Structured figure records
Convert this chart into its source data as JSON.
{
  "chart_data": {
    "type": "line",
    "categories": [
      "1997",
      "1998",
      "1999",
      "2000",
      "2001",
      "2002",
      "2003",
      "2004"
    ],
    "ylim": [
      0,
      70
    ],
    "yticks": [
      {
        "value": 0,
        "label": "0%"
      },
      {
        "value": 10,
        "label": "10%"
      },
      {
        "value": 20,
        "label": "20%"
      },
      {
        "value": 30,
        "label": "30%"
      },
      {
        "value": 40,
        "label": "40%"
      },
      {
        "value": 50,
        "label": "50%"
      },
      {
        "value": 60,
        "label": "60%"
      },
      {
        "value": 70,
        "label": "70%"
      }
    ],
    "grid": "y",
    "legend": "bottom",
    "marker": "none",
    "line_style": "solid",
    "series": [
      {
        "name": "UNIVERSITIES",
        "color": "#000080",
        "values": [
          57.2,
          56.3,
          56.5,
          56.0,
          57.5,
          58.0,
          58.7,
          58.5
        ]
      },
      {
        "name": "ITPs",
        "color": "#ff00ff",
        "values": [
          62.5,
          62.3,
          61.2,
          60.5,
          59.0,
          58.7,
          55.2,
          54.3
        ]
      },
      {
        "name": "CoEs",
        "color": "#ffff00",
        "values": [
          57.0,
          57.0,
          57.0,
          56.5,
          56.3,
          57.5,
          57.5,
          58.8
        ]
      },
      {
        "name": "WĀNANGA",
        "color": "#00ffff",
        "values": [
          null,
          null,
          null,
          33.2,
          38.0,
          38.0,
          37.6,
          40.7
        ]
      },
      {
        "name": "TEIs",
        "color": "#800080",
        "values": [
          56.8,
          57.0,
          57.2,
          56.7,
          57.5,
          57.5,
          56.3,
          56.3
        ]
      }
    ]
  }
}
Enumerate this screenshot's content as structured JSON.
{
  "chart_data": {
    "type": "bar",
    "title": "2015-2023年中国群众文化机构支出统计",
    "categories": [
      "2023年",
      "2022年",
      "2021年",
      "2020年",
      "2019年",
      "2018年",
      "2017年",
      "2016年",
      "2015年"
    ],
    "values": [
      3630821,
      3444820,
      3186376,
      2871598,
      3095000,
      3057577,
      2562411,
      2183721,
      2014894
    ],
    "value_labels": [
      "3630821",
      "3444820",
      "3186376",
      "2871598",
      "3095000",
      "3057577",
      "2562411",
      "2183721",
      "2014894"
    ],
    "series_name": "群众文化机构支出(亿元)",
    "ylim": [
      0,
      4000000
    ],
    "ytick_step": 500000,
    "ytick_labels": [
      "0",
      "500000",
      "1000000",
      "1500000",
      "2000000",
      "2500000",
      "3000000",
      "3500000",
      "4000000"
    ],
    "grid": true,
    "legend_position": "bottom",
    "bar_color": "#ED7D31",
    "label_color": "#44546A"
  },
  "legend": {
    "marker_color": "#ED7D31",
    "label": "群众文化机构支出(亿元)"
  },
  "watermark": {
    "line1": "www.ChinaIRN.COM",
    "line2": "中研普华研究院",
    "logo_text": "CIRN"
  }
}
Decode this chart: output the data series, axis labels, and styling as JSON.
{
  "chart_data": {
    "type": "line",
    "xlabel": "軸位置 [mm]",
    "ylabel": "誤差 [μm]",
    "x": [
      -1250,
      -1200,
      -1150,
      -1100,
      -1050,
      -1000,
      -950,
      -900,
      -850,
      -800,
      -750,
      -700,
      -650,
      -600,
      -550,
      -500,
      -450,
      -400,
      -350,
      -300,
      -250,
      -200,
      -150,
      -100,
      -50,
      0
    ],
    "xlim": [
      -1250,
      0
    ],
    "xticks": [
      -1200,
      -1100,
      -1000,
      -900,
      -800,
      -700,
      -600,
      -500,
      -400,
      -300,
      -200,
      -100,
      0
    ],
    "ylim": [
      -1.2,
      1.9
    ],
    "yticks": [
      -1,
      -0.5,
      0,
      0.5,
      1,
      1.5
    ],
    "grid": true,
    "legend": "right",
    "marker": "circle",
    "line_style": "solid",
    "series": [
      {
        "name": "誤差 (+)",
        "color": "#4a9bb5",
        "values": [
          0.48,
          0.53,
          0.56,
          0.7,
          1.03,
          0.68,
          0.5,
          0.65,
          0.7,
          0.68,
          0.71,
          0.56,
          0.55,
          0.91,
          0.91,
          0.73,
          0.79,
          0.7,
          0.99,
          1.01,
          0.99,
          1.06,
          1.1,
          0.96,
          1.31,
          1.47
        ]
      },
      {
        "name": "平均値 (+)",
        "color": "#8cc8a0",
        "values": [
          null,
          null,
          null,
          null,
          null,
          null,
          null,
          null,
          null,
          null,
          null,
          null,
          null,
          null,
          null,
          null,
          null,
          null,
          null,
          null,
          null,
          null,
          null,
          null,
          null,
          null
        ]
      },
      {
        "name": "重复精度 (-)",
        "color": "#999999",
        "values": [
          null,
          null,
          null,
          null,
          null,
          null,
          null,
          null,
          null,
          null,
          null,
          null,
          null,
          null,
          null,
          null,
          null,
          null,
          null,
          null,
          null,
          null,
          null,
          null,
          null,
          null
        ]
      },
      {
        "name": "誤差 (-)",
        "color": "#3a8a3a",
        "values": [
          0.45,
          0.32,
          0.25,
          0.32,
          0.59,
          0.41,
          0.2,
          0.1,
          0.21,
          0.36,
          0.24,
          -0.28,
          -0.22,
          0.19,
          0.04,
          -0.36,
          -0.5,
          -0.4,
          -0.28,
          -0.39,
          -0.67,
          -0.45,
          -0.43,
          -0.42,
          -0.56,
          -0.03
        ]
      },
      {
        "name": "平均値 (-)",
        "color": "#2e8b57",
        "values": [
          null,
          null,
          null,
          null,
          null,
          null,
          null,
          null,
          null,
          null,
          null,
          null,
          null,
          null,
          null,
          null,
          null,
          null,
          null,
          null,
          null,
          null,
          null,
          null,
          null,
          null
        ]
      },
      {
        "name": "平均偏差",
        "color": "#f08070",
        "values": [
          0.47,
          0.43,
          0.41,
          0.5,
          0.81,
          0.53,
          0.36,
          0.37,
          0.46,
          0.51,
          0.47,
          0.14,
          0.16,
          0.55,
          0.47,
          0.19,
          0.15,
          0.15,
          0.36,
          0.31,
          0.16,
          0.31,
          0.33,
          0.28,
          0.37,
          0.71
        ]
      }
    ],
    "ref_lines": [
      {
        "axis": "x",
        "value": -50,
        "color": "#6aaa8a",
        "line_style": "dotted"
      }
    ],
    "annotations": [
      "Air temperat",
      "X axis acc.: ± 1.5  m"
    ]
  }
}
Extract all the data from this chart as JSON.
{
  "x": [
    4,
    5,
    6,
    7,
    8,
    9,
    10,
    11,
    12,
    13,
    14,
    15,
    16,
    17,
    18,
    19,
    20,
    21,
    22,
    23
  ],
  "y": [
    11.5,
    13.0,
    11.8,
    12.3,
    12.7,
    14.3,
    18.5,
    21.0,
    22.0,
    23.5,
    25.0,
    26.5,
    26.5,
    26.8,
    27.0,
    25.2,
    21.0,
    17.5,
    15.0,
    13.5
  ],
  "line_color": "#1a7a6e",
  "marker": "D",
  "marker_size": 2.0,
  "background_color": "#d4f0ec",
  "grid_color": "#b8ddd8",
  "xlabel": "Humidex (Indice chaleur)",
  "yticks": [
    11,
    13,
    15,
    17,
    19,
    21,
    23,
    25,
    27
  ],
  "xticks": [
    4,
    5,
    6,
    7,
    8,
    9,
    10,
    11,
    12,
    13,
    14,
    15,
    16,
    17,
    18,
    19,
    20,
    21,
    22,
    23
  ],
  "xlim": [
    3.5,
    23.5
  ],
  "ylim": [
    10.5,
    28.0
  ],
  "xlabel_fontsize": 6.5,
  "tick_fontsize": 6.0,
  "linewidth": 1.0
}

REQUIREMENT
In the material above, show every line where the word "JSON" turns up.

OUTPUT FOR THIS EXERCISE
Convert this chart into its source data as JSON.
Enumerate this screenshot's content as structured JSON.
Decode this chart: output the data series, axis labels, and styling as JSON.
Extract all the data from this chart as JSON.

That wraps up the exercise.